▸ The request:
Using the data below, repeat all of it precisely.

(Dataset entries)
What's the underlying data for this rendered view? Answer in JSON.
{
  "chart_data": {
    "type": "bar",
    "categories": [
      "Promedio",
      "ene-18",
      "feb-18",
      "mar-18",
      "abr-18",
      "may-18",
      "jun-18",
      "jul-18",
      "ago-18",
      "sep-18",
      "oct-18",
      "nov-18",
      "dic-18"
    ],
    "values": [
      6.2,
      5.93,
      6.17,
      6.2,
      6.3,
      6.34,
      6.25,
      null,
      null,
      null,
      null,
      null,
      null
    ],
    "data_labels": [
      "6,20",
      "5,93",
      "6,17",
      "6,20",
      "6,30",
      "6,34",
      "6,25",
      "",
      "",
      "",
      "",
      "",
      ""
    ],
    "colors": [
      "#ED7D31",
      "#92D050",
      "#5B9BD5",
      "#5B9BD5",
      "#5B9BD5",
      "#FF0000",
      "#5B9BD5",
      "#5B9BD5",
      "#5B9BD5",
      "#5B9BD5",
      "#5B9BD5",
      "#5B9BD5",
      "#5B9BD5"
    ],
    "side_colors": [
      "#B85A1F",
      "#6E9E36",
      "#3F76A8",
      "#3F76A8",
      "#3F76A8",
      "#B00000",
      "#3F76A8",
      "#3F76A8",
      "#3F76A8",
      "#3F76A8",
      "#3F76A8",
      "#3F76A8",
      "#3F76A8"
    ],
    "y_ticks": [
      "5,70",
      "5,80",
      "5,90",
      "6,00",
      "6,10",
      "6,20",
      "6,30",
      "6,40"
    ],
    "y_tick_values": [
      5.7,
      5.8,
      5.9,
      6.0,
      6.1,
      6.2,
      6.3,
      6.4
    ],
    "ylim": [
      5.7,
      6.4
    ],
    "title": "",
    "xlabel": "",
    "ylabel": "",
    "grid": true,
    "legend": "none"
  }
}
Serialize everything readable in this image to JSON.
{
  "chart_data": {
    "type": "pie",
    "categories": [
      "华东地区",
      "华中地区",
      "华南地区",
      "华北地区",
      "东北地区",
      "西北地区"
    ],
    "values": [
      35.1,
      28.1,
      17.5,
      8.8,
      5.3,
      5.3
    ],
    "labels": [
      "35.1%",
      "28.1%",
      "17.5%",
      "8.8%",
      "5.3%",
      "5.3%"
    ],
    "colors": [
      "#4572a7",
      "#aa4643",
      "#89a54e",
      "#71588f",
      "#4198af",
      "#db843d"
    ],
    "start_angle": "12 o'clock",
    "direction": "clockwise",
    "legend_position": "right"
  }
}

▸ Answer to the problem:
What's the underlying data for this rendered view? Answer in JSON.
{
  "chart_data": {
    "type": "bar",
    "categories": [
      "Promedio",
      "ene-18",
      "feb-18",
      "mar-18",
      "abr-18",
      "may-18",
      "jun-18",
      "jul-18",
      "ago-18",
      "sep-18",
      "oct-18",
      "nov-18",
      "dic-18"
    ],
    "values": [
      6.2,
      5.93,
      6.17,
      6.2,
      6.3,
      6.34,
      6.25,
      null,
      null,
      null,
      null,
      null,
      null
    ],
    "data_labels": [
      "6,20",
      "5,93",
      "6,17",
      "6,20",
      "6,30",
      "6,34",
      "6,25",
      "",
      "",
      "",
      "",
      "",
      ""
    ],
    "colors": [
      "#ED7D31",
      "#92D050",
      "#5B9BD5",
      "#5B9BD5",
      "#5B9BD5",
      "#FF0000",
      "#5B9BD5",
      "#5B9BD5",
      "#5B9BD5",
      "#5B9BD5",
      "#5B9BD5",
      "#5B9BD5",
      "#5B9BD5"
    ],
    "side_colors": [
      "#B85A1F",
      "#6E9E36",
      "#3F76A8",
      "#3F76A8",
      "#3F76A8",
      "#B00000",
      "#3F76A8",
      "#3F76A8",
      "#3F76A8",
      "#3F76A8",
      "#3F76A8",
      "#3F76A8",
      "#3F76A8"
    ],
    "y_ticks": [
      "5,70",
      "5,80",
      "5,90",
      "6,00",
      "6,10",
      "6,20",
      "6,30",
      "6,40"
    ],
    "y_tick_values": [
      5.7,
      5.8,
      5.9,
      6.0,
      6.1,
      6.2,
      6.3,
      6.4
    ],
    "ylim": [
      5.7,
      6.4
    ],
    "title": "",
    "xlabel": "",
    "ylabel": "",
    "grid": true,
    "legend": "none"
  }
}
Serialize everything readable in this image to JSON.
{
  "chart_data": {
    "type": "pie",
    "categories": [
      "华东地区",
      "华中地区",
      "华南地区",
      "华北地区",
      "东北地区",
      "西北地区"
    ],
    "values": [
      35.1,
      28.1,
      17.5,
      8.8,
      5.3,
      5.3
    ],
    "labels": [
      "35.1%",
      "28.1%",
      "17.5%",
      "8.8%",
      "5.3%",
      "5.3%"
    ],
    "colors": [
      "#4572a7",
      "#aa4643",
      "#89a54e",
      "#71588f",
      "#4198af",
      "#db843d"
    ],
    "start_angle": "12 o'clock",
    "direction": "clockwise",
    "legend_position": "right"
  }
}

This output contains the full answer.